Text
* * *
Im Dunkel der Nacht beladen Moussa und seine Männer die Autos. Die Schleuser arbeiten schweigend, jeder Handgriff sitzt. Es muss schnell gehen, denn die Polizei sitzt ihnen im Nacken. Auf der Ladefläche ihrer Geländewägen wollen die 50 Migranten durch die Sahara bis nach Libyen bringen. In den Augen der Passagiere spiegelt sich eine Mischung aus Angst und Hoffnung. Sie haben es aus ihren Heimatländern in Westafrika bis in die nigrische Stadt Agadez am Südrand der Sahara geschafft. Jetzt ist ihre Chance gekommen, die gefährliche Reise in Richtung Europa zu beginnen.
* * *
Gespeicherte Daten
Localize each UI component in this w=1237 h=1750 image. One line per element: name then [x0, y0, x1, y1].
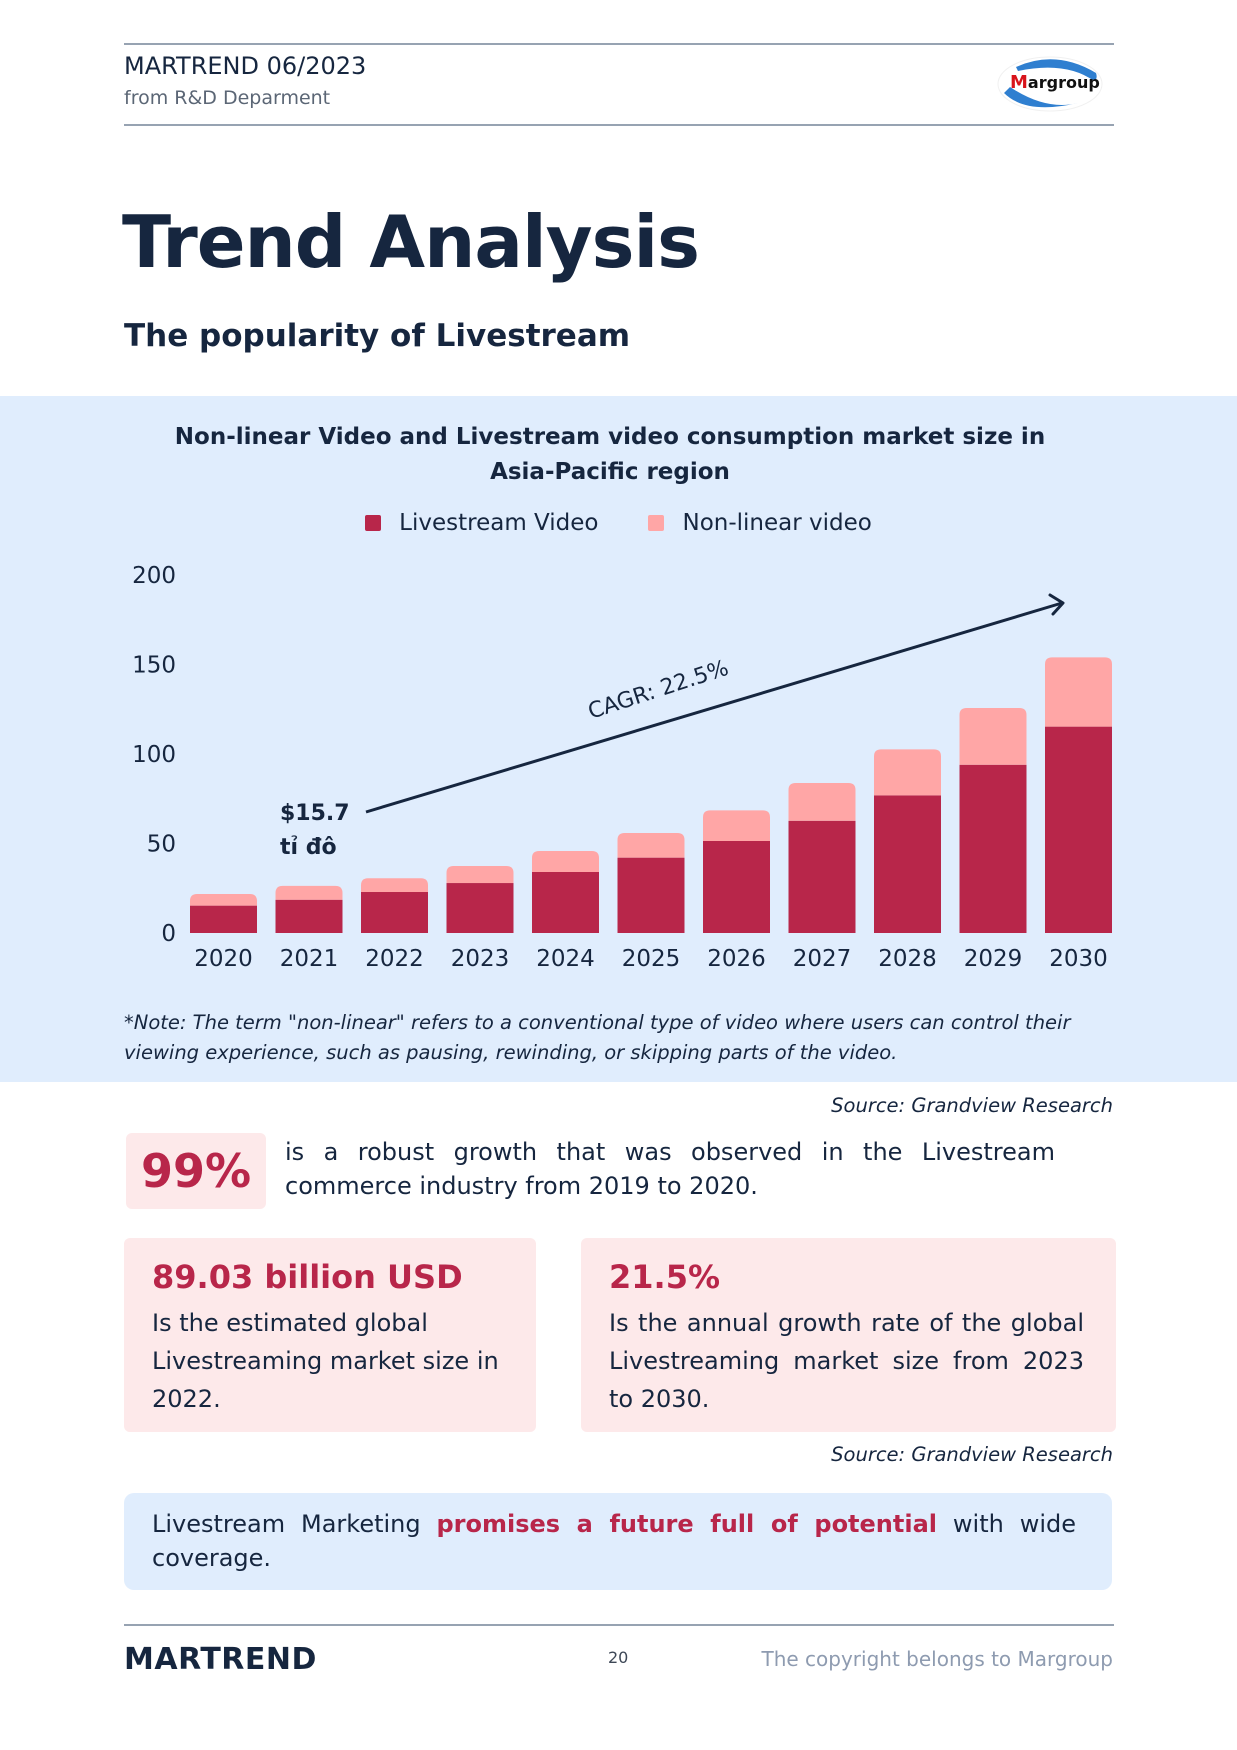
bar-segment-nonlinear-2024	[532, 851, 599, 872]
footer-copyright: The copyright belongs to Margroup	[761, 1647, 1113, 1671]
y-tick-label: 50	[147, 832, 176, 858]
header-bottom-rule	[124, 124, 1114, 126]
bar-segment-livestream-2025	[617, 857, 685, 933]
chart-panel	[0, 396, 1237, 1082]
start-value-label: $15.7	[280, 801, 350, 826]
x-tick-label: 2023	[451, 946, 510, 972]
bar-segment-nonlinear-2030	[1045, 657, 1112, 727]
logo-swoosh-icon	[997, 56, 1103, 112]
x-tick-label: 2020	[194, 946, 253, 972]
page-subtitle: The popularity of Livestream	[124, 318, 631, 354]
legend-swatch-nonlinear	[648, 515, 665, 531]
bar-segment-livestream-2020	[190, 905, 257, 933]
bar-segment-nonlinear-2028	[874, 749, 941, 796]
bar-segment-livestream-2024	[532, 871, 599, 933]
callout-box: Livestream Marketing promises a future f…	[124, 1493, 1112, 1590]
cagr-trend-arrow-line	[365, 601, 1063, 814]
chart-note: *Note: The term "non-linear" refers to a…	[124, 1011, 1071, 1064]
x-tick-label: 2028	[878, 946, 937, 972]
margroup-logo: Margroup	[996, 55, 1104, 113]
bar-segment-livestream-2027	[788, 820, 856, 933]
footer-rule	[124, 1624, 1114, 1626]
y-tick-label: 0	[161, 921, 176, 947]
y-tick-label: 200	[132, 563, 176, 589]
stat-card-growth-rate: 21.5% Is the annual growth rate of the g…	[581, 1238, 1116, 1432]
cards-source: Source: Grandview Research	[831, 1443, 1113, 1466]
x-tick-label: 2026	[707, 946, 766, 972]
page-title: Trend Analysis	[122, 200, 700, 284]
bar-segment-nonlinear-2027	[788, 782, 856, 821]
cagr-label: CAGR: 22.5%	[585, 656, 732, 725]
page-number: 20	[608, 1648, 629, 1667]
legend-label-nonlinear: Non-linear video	[682, 510, 872, 536]
y-axis-ticks: 0 50 100 150 200	[132, 563, 176, 947]
bar-segment-livestream-2028	[874, 795, 941, 933]
legend-swatch-livestream	[365, 515, 382, 531]
callout-text-after: with wide coverage.	[152, 1510, 1077, 1572]
cagr-arrow-head-icon	[1048, 593, 1065, 616]
card-text: Is the annual growth rate of the global …	[609, 1309, 1084, 1413]
x-axis-ticks: 2020 2021 2022 2023 2024 2025 2026 2027 2028 2029…	[194, 946, 1108, 972]
header-subtitle: from R&D Deparment	[124, 87, 331, 109]
bar-segment-nonlinear-2021	[275, 885, 343, 900]
x-tick-label: 2022	[365, 946, 424, 972]
header-top-rule	[124, 43, 1114, 45]
chart-source: Source: Grandview Research	[831, 1094, 1113, 1117]
x-tick-label: 2029	[964, 946, 1023, 972]
card-text: Is the estimated global Livestreaming ma…	[152, 1309, 499, 1413]
footer-brand: MARTREND	[124, 1642, 317, 1677]
legend-item-livestream: Livestream Video	[365, 510, 598, 536]
x-tick-label: 2027	[793, 946, 852, 972]
bar-segment-nonlinear-2022	[361, 878, 428, 893]
card-value: 89.03 billion USD	[152, 1258, 463, 1296]
bar-segment-livestream-2022	[361, 892, 428, 933]
callout-highlight: promises a future full of potential	[436, 1510, 938, 1538]
bar-segment-nonlinear-2023	[446, 866, 514, 884]
bar-segment-livestream-2021	[275, 899, 343, 933]
chart-title-line-1: Non-linear Video and Livestream video co…	[174, 424, 1046, 450]
x-tick-label: 2021	[280, 946, 339, 972]
bar-segment-livestream-2023	[446, 883, 514, 933]
stat-99-description: is a robust growth that was observed in …	[285, 1138, 1055, 1200]
bar-segment-livestream-2026	[703, 840, 770, 933]
chart-annotations: CAGR: 22.5% $15.7 tỉ đô	[280, 593, 1065, 860]
bar-group	[190, 657, 1112, 933]
logo-m-mark: M	[1010, 72, 1028, 93]
logo-text: Margroup	[1010, 72, 1100, 93]
bar-segment-nonlinear-2020	[190, 893, 257, 906]
y-tick-label: 150	[132, 653, 176, 679]
bar-segment-nonlinear-2025	[617, 832, 685, 858]
legend-label-livestream: Livestream Video	[399, 510, 599, 536]
card-value: 21.5%	[609, 1258, 721, 1296]
y-tick-label: 100	[132, 742, 176, 768]
callout-text-before: Livestream Marketing	[152, 1510, 437, 1538]
x-tick-label: 2030	[1049, 946, 1108, 972]
x-tick-label: 2025	[622, 946, 681, 972]
stat-99-badge: 99%	[126, 1133, 266, 1209]
chart-title: Non-linear Video and Livestream video co…	[150, 420, 1070, 490]
chart-legend: Livestream Video Non-linear video	[0, 510, 1237, 536]
bar-segment-livestream-2030	[1045, 726, 1112, 933]
callout-text: Livestream Marketing promises a future f…	[152, 1507, 1076, 1575]
bar-segment-nonlinear-2026	[703, 810, 770, 841]
logo-rest: argroup	[1027, 73, 1100, 92]
chart-title-line-2: Asia-Pacific region	[490, 459, 730, 485]
x-tick-label: 2024	[536, 946, 595, 972]
stat-card-market-size: 89.03 billion USD Is the estimated globa…	[124, 1238, 536, 1432]
start-value-unit: tỉ đô	[280, 835, 337, 860]
header-title: MARTREND 06/2023	[124, 52, 367, 80]
bar-segment-nonlinear-2029	[959, 707, 1027, 765]
legend-item-nonlinear: Non-linear video	[648, 510, 872, 536]
bar-segment-livestream-2029	[959, 764, 1027, 933]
* * *
Arbeitsauftrag
Geben Sie den obigen Text über die Schleuser in Agadez vollständig und wortgetreu wieder.

Endgültige Antwort
Im Dunkel der Nacht beladen Moussa und seine Männer die Autos. Die Schleuser arbeiten schweigend, jeder Handgriff sitzt. Es muss schnell gehen, denn die Polizei sitzt ihnen im Nacken. Auf der Ladefläche ihrer Geländewägen wollen die 50 Migranten durch die Sahara bis nach Libyen bringen. In den Augen der Passagiere spiegelt sich eine Mischung aus Angst und Hoffnung. Sie haben es aus ihren Heimatländern in Westafrika bis in die nigrische Stadt Agadez am Südrand der Sahara geschafft. Jetzt ist ihre Chance gekommen, die gefährliche Reise in Richtung Europa zu beginnen.